> EXERCISE PROMPT:
From the entries below, count the lines with "color". Write only the count.

################

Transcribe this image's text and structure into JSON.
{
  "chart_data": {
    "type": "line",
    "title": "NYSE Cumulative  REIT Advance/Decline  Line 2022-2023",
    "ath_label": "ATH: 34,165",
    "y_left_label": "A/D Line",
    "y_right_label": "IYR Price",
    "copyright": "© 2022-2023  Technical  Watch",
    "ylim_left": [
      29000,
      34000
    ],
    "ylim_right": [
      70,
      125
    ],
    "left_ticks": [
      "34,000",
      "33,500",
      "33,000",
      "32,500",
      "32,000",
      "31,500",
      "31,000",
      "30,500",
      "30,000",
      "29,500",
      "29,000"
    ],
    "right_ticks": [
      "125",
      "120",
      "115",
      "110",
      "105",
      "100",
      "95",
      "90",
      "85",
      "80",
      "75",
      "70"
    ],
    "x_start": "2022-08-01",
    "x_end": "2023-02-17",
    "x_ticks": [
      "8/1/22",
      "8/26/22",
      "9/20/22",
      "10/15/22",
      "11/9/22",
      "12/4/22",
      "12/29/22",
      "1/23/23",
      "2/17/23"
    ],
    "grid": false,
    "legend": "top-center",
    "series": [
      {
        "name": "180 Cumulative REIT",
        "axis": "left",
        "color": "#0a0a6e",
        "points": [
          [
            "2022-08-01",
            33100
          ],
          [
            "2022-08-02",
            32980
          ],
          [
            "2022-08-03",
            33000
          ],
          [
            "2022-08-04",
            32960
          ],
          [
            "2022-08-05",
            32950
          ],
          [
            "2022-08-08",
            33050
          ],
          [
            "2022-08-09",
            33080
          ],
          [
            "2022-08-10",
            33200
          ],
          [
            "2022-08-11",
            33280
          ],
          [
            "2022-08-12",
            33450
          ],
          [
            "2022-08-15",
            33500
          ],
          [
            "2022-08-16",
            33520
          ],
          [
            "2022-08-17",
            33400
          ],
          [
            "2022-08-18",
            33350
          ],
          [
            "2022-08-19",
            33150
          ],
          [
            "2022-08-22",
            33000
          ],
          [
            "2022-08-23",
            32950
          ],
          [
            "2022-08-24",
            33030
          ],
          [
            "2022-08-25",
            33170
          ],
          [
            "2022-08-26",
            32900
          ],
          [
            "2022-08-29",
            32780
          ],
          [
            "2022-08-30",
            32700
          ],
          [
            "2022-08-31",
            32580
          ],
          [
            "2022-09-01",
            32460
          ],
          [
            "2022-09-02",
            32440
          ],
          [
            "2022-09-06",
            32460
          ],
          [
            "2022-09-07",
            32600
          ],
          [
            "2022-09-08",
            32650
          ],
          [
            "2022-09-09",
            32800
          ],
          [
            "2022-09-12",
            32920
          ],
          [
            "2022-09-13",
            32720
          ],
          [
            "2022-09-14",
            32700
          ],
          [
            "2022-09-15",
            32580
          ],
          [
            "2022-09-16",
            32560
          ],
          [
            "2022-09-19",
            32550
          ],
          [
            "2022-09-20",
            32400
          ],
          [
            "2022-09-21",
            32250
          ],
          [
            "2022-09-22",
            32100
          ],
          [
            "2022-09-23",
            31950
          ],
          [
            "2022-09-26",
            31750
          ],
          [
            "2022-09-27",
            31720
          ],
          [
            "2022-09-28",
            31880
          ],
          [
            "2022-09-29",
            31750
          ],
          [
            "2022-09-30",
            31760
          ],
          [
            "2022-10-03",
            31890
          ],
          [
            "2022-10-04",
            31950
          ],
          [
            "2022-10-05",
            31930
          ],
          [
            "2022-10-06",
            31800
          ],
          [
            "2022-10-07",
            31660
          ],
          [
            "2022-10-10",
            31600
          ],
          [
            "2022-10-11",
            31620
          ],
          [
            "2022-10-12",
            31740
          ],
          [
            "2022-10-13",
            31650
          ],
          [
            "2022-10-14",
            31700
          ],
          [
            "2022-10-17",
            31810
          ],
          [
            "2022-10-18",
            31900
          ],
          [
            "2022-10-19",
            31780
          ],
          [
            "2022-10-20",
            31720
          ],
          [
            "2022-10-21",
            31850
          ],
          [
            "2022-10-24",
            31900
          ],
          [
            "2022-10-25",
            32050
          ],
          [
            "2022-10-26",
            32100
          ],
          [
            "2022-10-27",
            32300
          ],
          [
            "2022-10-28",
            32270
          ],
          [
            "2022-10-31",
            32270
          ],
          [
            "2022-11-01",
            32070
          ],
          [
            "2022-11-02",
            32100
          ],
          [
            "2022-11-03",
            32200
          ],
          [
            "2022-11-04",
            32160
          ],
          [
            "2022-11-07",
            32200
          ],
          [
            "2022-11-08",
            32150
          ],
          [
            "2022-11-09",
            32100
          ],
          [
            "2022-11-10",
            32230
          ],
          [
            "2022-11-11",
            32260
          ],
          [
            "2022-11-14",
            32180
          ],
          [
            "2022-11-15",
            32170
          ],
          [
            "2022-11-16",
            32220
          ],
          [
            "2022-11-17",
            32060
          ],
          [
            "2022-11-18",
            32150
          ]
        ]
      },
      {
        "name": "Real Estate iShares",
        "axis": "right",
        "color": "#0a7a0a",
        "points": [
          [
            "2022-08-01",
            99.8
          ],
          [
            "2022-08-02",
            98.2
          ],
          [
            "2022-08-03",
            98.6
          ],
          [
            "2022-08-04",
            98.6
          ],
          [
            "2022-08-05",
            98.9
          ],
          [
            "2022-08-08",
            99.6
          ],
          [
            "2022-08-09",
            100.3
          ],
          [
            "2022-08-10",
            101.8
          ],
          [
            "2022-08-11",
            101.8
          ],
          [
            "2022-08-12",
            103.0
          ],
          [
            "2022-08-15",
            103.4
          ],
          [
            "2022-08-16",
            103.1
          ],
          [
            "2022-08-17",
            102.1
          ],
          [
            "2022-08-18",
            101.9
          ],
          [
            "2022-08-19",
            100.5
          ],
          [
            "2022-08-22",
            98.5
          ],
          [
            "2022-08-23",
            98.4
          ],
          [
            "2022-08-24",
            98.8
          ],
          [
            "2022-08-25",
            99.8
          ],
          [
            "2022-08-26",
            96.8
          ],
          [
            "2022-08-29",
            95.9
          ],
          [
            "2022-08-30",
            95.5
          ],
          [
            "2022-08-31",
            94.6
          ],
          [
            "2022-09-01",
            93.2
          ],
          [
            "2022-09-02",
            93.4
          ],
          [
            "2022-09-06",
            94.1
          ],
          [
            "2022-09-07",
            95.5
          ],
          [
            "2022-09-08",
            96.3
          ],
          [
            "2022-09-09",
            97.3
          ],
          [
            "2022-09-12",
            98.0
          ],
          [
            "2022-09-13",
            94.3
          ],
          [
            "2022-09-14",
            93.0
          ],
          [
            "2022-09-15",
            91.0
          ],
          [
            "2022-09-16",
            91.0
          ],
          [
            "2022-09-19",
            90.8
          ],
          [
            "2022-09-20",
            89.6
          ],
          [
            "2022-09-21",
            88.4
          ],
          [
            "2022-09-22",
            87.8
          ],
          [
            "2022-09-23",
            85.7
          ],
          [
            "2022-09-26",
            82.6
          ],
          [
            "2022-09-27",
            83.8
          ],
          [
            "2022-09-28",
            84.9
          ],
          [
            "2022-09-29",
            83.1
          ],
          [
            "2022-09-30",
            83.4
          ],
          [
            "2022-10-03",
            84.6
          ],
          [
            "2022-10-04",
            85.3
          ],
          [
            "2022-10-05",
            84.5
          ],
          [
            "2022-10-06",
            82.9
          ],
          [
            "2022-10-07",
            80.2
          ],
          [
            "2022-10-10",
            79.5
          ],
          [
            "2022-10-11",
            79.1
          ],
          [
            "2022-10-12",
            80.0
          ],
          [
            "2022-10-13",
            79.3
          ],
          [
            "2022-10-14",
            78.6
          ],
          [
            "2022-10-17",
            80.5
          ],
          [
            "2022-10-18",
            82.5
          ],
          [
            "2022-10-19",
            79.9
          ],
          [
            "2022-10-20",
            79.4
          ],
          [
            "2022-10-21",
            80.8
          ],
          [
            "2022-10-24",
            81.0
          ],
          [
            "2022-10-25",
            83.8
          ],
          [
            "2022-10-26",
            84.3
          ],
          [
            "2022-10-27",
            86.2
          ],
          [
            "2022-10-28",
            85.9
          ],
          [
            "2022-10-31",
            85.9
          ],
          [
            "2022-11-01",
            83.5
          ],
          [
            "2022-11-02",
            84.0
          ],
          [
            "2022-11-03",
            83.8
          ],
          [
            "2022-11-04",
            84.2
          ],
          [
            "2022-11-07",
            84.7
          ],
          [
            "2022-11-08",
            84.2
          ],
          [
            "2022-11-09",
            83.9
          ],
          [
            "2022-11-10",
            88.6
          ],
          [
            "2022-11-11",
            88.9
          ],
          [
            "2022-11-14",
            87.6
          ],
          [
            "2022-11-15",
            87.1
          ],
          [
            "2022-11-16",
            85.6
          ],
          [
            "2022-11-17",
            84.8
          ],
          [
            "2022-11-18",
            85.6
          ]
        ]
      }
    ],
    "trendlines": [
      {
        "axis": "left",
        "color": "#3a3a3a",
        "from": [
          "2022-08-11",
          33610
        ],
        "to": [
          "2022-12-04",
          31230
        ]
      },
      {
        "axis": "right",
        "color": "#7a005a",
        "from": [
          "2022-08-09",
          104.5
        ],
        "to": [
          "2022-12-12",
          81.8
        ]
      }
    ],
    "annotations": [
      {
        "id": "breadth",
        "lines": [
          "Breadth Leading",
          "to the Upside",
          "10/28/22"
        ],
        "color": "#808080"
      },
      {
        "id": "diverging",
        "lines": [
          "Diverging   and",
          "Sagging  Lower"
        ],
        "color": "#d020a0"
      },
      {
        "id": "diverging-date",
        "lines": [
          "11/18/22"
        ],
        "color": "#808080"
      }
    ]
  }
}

################

> SOLVED PROBLEM:
7